## WRITTEN REQUEST
Show every line in the records below that contains the word "this".

[Data records]

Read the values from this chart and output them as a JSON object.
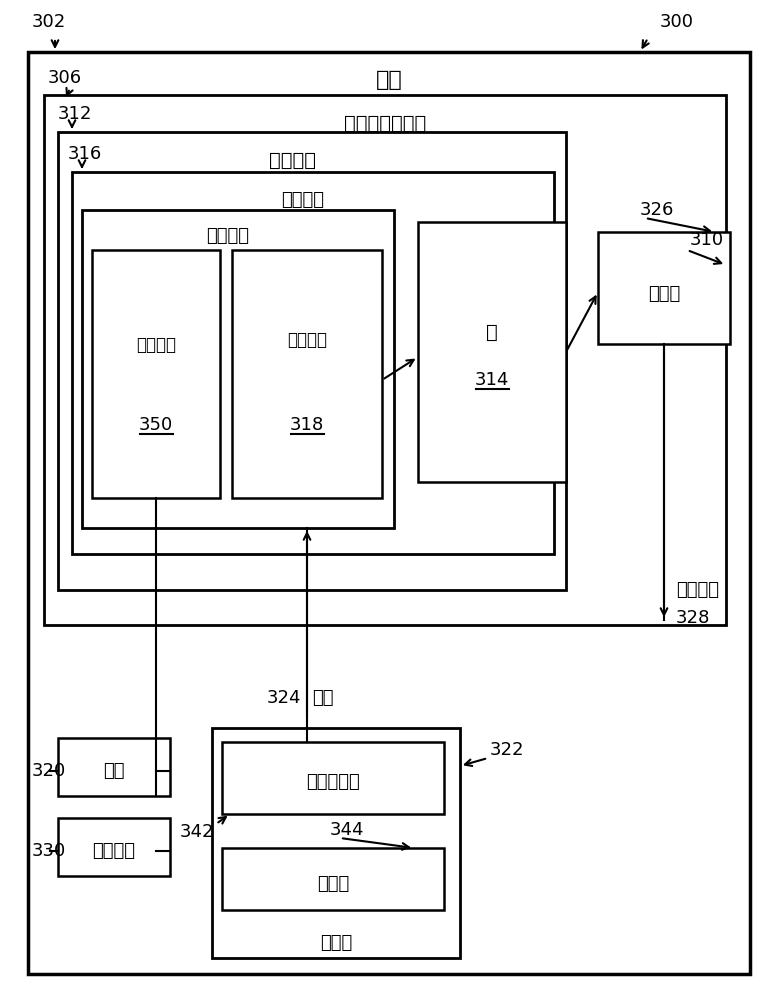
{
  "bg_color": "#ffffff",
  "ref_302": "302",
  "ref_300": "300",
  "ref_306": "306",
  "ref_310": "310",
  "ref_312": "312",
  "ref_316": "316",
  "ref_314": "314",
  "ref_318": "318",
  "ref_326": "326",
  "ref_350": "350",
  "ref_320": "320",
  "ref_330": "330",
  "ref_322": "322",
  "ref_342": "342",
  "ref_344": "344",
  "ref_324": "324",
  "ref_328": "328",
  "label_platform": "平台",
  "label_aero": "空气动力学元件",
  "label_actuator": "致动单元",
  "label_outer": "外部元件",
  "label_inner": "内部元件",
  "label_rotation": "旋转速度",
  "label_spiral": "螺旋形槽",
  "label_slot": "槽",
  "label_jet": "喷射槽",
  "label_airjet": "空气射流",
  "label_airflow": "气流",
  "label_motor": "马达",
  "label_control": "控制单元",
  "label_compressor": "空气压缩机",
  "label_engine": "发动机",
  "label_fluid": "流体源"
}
---
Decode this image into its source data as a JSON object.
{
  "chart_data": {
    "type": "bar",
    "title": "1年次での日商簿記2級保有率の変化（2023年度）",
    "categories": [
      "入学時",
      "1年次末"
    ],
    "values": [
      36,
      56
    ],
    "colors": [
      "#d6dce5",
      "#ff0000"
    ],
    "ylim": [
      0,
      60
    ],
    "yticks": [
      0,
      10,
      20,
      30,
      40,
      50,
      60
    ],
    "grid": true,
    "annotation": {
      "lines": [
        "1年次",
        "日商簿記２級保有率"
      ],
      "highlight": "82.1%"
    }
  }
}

## FULL SOLUTION
Read the values from this chart and output them as a JSON object.
Decode this image into its source data as a JSON object.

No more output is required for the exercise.